Work required: Copy every line that contains the string "freshforex" from the entries below.

━━━ Extracted material ━━━

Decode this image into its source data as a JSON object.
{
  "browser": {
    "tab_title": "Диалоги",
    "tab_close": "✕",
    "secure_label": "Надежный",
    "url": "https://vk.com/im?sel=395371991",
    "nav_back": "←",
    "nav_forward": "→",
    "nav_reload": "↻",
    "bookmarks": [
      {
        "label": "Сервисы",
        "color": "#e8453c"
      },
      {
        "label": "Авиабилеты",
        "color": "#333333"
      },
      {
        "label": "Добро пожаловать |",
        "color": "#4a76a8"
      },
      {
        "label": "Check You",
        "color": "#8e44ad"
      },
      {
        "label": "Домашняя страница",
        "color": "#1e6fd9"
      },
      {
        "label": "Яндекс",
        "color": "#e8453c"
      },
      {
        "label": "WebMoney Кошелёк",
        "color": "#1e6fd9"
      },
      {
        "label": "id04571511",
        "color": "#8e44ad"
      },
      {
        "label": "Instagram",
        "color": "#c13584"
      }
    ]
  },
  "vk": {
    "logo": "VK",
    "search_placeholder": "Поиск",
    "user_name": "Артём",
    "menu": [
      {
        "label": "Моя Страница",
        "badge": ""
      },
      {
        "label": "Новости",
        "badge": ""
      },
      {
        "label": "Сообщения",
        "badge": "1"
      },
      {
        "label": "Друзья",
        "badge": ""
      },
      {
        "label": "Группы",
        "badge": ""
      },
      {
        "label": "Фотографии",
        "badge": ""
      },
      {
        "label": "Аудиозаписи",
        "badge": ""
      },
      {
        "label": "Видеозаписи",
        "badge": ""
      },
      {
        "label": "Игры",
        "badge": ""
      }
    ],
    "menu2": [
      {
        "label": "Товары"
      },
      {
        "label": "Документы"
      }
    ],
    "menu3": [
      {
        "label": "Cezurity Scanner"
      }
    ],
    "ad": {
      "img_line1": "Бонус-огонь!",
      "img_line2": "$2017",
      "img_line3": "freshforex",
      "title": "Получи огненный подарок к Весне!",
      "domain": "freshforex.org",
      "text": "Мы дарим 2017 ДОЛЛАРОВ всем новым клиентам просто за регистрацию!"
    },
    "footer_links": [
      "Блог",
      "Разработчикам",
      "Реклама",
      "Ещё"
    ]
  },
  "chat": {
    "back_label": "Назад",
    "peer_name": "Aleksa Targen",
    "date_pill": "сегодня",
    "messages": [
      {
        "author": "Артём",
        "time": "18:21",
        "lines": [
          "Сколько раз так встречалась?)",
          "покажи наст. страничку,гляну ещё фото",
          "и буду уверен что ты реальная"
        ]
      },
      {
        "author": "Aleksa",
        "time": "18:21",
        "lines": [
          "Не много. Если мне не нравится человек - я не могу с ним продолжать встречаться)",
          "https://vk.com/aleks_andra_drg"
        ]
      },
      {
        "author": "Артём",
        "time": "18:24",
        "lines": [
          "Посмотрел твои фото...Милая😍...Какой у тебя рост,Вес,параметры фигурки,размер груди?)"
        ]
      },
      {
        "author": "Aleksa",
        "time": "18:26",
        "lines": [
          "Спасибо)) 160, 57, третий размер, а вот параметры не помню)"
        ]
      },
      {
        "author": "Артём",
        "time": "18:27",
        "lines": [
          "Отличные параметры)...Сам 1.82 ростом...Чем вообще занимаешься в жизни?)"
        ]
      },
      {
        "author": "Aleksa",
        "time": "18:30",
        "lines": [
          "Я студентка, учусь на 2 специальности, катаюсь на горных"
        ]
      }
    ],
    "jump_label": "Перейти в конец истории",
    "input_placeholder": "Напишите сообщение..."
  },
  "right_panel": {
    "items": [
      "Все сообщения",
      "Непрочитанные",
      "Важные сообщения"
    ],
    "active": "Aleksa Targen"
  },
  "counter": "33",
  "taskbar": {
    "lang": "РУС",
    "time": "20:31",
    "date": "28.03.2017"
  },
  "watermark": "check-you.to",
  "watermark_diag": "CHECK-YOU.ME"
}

━━━

Written reply:
      "img_line3": "freshforex",
      "domain": "freshforex.org",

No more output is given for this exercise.